Copy the part of the forum thread below between "Some may remember" and "(Jan 25, 2007)", inclusive, word for word.

#### TEXT PROVIDED:
*** Block opens ***

# Prayers Needed



## nonny (Aug 14, 2005)

UPDATE: Sadly, Jackie's bone marrow test on Monday revealed the most recent round of chemo did nothing. The doctors give her about 2weeks. Scott was unable to have his eye surgery on Tuesday because his potassium was so high they were amazed he didn't have a heart attack. The surgery went well yesterday. He is now scheduled for his kidney transplant on the 6th, I think. Please continue to keep all of them in your prayers and thank you for your constant support!

Hello Outbackers.

Some may remember that son (buck0412) Corey's DMIL, Jackie, was diagnosed with Leukemia (ALL) while we were at the Factory Rally. She's now needs a miracle and you're just the folks to make it happen. DDIL Amber's sister's husband, Scott, is having a kidney transplant on 11/4 and a pancreas transplant ASAP to follow. He recently lost the sight in one eye and may have even had eye surgery by now; if not, that will happen ASAP. Amber and Corey are expecting a sweet baby boy soon (due 11/15). Cord blood may match G'MA for a bone marrow transplant. Anyway, if you pray, please include all of them. If not, send your powerful positive thoughts. I've seen what Outbackers can do when they need to. We need to now.

I thank you all so much!

Laura


----------



## Doxie-Doglover-Too (Jan 25, 2007)

Prayers and positive thoughts coming your way Nonny


----------



## Joonbee (Jan 18, 2008)

Thoughts and prayers are on their way.

God Bless.


----------



## wolfwood (Sep 19, 2005)

Every bit of positive energy is coming your way from Wolfwood!!!!

HANG TOUGH, LAURA!!


----------



## JerseyGirl86 (Mar 30, 2009)

Wishing my hardest that all goes well! Will be thinging of you all!


----------



## H2oSprayer (Aug 5, 2006)

Hugs and prayers are on their way to Michigan.


----------



## N7OQ (Jun 10, 2006)

Laura I have added everyone to my prayer list. Hang in there and God Bless.


----------



## Chabbie1 (Dec 3, 2006)

You are in our thoughts and prayers. Wishing the best.
May the Lord be with you all.


----------



## ember (Jan 17, 2008)

great big hugs and prayers all around!!! Stay strong!


----------



## Scoutr2 (Aug 21, 2006)

Prayers and positive energy coming from us, as well! Hope all turns out well for everyone!

Mike, Sherry, and Erica


----------



## nonny (Aug 14, 2005)

*** Block closes ***

#### INFORMATION SUPPLIED:
*** Block opens ***

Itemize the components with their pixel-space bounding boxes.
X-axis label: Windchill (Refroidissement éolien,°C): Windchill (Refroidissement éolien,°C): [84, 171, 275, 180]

*** Block closes ***

#### TASK SOLUTION:
Some may remember that son (buck0412) Corey's DMIL, Jackie, was diagnosed with Leukemia (ALL) while we were at the Factory Rally. She's now needs a miracle and you're just the folks to make it happen. DDIL Amber's sister's husband, Scott, is having a kidney transplant on 11/4 and a pancreas transplant ASAP to follow. He recently lost the sight in one eye and may have even had eye surgery by now; if not, that will happen ASAP. Amber and Corey are expecting a sweet baby boy soon (due 11/15). Cord blood may match G'MA for a bone marrow transplant. Anyway, if you pray, please include all of them. If not, send your powerful positive thoughts. I've seen what Outbackers can do when they need to. We need to now.

I thank you all so much!

Laura


----------



## Doxie-Doglover-Too (Jan 25, 2007)